◆ **Set problem**
From the entries provided below, copy each line that contains the word "用户与权限".

── Available records ──

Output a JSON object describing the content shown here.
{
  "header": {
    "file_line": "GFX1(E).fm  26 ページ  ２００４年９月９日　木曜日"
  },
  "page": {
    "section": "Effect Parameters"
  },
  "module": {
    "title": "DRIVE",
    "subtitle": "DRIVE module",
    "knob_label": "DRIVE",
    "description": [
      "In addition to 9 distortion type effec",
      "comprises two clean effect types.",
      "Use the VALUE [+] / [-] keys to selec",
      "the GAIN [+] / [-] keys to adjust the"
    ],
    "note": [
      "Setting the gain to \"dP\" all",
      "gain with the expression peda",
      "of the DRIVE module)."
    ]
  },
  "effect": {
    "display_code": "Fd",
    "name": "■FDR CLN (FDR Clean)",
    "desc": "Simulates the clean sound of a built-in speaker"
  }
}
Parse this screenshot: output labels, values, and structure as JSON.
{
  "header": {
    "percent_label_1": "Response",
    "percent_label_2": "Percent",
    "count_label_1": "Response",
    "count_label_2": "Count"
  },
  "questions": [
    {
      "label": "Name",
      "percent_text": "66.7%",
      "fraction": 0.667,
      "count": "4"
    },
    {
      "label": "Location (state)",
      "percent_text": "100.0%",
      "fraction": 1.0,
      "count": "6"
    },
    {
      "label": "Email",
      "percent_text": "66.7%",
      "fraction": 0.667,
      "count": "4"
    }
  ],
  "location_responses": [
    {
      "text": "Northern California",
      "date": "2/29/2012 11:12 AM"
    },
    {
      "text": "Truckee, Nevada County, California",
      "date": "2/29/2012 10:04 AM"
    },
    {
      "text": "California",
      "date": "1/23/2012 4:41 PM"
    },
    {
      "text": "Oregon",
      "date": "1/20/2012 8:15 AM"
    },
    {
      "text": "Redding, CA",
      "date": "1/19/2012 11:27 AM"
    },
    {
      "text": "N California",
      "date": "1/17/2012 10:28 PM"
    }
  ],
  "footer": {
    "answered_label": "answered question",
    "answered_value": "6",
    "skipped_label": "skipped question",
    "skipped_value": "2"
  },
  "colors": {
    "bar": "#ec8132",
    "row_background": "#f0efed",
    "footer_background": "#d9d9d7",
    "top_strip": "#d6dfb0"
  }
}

───
── Available records ──

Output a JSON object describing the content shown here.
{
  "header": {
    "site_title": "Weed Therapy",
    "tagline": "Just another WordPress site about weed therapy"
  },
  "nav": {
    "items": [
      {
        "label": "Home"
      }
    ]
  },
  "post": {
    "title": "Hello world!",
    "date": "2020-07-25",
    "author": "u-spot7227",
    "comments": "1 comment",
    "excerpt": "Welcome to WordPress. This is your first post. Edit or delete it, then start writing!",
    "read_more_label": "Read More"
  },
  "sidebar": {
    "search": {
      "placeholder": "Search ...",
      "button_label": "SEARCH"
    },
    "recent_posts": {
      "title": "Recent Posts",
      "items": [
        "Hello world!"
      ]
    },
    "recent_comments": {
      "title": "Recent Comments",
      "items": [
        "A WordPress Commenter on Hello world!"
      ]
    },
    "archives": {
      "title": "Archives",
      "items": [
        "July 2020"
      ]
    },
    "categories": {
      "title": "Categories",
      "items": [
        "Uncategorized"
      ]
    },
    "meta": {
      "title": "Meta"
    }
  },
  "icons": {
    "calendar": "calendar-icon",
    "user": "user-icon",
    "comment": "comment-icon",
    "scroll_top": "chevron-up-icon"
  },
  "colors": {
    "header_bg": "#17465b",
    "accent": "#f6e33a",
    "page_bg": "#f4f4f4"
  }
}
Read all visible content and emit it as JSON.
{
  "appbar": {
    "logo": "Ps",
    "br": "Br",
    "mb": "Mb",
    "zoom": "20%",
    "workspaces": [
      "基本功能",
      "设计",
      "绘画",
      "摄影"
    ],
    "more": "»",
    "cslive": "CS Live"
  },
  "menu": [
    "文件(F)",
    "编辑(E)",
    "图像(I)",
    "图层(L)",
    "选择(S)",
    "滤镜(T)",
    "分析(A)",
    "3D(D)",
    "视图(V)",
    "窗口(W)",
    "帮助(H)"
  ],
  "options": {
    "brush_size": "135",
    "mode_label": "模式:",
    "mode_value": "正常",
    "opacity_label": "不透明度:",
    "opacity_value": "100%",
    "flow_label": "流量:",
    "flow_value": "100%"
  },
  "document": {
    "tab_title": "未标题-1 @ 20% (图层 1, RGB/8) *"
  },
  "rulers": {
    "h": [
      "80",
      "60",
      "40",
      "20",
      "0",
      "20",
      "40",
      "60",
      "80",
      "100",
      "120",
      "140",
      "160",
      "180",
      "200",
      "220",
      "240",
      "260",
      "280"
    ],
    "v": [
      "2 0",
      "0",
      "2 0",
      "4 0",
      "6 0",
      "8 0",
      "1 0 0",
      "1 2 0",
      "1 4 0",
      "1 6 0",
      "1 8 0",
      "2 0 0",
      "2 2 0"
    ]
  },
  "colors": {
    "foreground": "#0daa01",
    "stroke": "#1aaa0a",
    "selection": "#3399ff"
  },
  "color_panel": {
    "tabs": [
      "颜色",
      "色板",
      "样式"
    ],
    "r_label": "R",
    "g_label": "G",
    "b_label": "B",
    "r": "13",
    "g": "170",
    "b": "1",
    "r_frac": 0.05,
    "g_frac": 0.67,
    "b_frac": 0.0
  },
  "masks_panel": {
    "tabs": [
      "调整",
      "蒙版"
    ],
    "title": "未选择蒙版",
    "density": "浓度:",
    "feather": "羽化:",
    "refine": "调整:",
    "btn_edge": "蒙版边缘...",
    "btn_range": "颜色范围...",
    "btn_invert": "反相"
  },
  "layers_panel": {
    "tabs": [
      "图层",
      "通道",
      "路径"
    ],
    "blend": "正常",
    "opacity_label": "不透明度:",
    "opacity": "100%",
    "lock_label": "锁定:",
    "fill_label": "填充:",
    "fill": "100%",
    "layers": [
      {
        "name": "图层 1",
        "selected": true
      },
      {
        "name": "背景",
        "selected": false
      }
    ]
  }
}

───
── Available records ──

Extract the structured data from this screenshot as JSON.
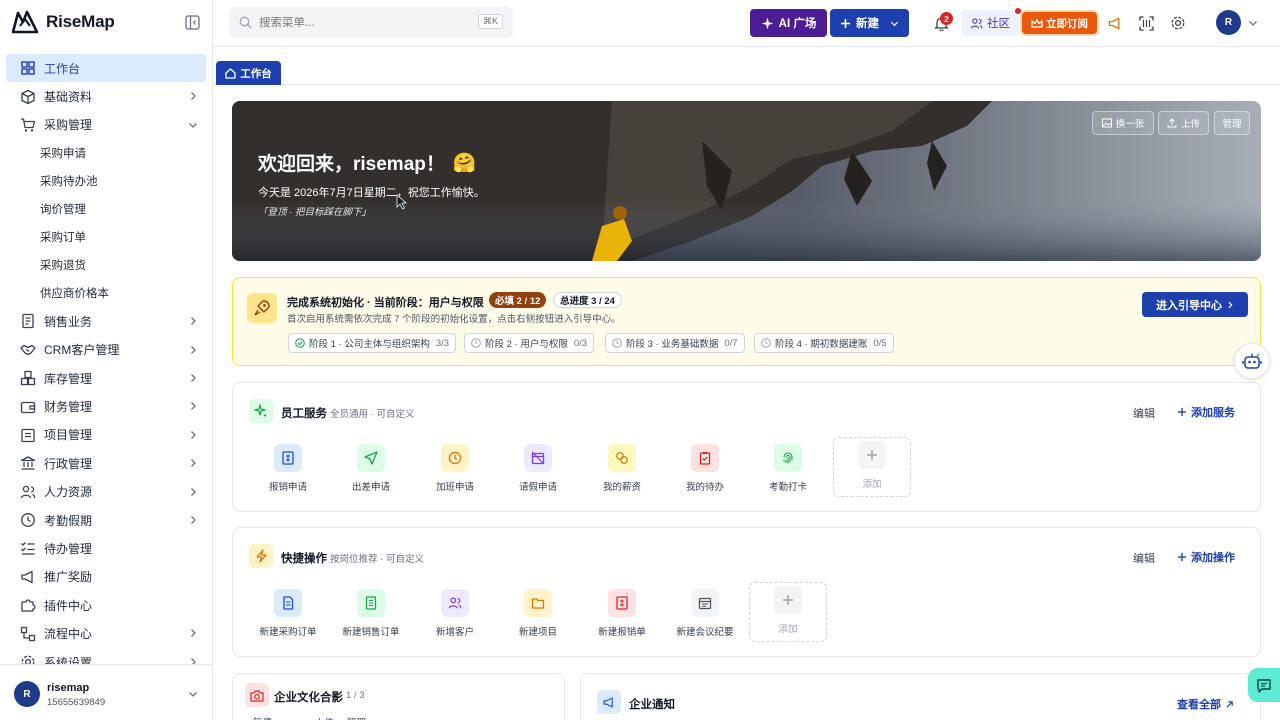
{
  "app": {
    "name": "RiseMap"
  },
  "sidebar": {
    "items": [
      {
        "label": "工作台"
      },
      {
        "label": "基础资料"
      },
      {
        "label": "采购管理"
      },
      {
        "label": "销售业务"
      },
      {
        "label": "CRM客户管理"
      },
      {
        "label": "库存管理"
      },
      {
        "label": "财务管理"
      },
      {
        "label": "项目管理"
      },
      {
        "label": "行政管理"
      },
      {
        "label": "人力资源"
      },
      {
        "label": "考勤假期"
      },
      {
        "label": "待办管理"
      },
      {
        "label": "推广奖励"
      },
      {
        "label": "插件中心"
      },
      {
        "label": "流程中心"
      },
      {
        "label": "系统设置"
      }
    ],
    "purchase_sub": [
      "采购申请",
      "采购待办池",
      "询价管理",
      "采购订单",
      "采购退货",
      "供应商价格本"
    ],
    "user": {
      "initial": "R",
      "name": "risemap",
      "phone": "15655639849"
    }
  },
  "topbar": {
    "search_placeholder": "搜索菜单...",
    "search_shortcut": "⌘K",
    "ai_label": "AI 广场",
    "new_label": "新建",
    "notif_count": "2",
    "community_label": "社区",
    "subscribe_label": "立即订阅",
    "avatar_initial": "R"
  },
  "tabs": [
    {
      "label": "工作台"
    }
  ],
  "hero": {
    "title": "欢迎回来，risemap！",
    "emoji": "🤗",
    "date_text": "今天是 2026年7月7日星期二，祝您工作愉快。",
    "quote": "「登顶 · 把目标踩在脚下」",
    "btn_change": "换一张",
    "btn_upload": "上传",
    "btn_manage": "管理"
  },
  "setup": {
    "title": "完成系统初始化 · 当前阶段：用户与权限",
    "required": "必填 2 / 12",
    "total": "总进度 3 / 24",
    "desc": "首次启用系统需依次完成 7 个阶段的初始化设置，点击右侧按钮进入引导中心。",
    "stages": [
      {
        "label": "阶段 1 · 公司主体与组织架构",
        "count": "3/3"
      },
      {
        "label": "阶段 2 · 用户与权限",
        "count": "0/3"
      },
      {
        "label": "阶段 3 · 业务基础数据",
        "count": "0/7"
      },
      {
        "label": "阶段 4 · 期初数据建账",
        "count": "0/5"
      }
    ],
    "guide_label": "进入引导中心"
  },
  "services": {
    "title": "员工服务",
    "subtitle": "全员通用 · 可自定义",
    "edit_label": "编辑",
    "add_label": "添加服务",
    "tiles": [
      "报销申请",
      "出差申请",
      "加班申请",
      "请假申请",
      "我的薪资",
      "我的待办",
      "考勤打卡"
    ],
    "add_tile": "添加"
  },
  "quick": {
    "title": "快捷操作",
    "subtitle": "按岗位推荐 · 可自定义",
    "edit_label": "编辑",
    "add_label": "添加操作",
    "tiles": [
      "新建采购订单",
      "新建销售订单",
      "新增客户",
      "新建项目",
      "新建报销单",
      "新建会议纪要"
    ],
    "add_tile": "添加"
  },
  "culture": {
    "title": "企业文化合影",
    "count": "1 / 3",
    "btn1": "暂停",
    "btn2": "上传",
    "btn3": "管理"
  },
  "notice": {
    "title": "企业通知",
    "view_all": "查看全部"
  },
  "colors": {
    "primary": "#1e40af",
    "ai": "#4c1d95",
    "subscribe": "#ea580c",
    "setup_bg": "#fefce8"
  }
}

───

◆ **Complete answer**
    "title": "完成系统初始化 · 当前阶段：用户与权限",
        "label": "阶段 2 · 用户与权限",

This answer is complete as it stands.